• WHAT YOU WILL DO
Find each line holding the word "Дата" and give the number of such lines, nothing else.

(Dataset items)
= = = = = = =

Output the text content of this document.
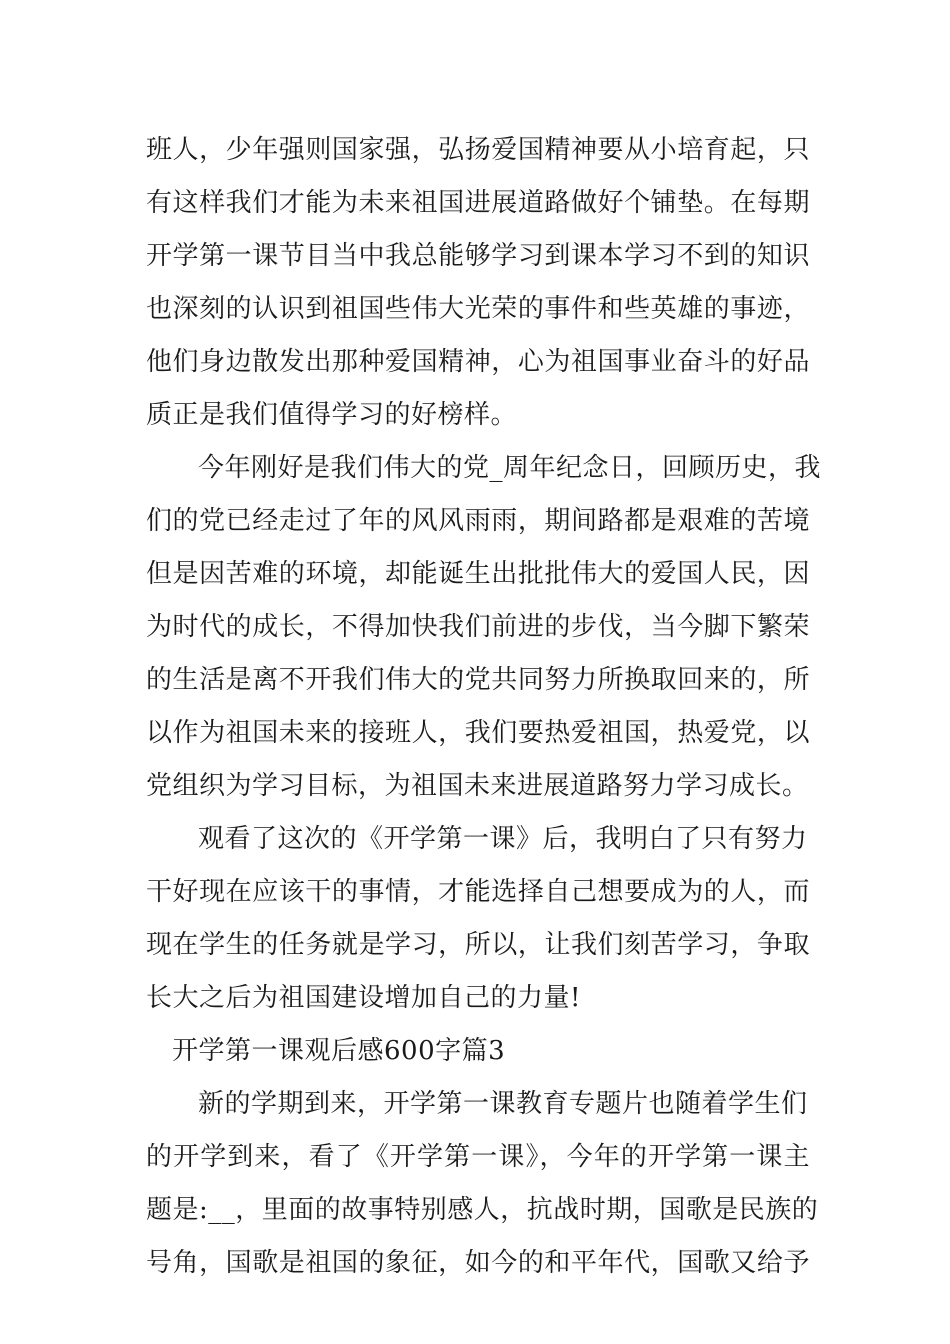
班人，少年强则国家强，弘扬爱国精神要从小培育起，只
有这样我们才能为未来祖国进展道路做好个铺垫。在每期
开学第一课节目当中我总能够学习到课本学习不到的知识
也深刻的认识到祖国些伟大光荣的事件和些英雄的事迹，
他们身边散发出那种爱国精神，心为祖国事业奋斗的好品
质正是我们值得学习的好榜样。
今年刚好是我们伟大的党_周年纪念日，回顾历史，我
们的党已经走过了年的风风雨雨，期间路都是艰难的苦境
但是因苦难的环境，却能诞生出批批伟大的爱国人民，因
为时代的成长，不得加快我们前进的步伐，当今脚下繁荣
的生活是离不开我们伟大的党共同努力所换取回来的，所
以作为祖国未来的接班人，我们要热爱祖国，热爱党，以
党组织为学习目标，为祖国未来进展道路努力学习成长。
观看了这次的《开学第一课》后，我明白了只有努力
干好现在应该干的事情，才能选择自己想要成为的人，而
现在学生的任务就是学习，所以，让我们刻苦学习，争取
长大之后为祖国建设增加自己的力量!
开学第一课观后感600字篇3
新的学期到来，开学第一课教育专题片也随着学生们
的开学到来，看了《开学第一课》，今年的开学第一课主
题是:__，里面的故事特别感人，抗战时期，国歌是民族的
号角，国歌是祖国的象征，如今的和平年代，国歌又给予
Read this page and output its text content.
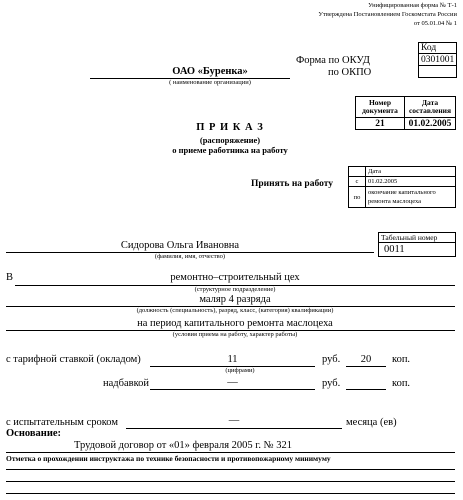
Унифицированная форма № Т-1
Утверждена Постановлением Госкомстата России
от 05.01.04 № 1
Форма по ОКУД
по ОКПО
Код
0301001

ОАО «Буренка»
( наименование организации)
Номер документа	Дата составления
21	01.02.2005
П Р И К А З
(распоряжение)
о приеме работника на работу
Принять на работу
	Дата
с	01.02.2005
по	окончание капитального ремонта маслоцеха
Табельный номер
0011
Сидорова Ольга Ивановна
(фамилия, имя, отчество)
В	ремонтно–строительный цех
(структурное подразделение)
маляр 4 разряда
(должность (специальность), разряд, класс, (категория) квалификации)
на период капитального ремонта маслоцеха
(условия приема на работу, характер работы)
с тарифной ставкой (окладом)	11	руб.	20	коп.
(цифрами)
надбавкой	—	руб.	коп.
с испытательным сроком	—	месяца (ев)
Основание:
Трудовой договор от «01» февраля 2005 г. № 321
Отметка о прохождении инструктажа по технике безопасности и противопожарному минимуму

= = = = = = =

• EXPECTED OUTPUT
2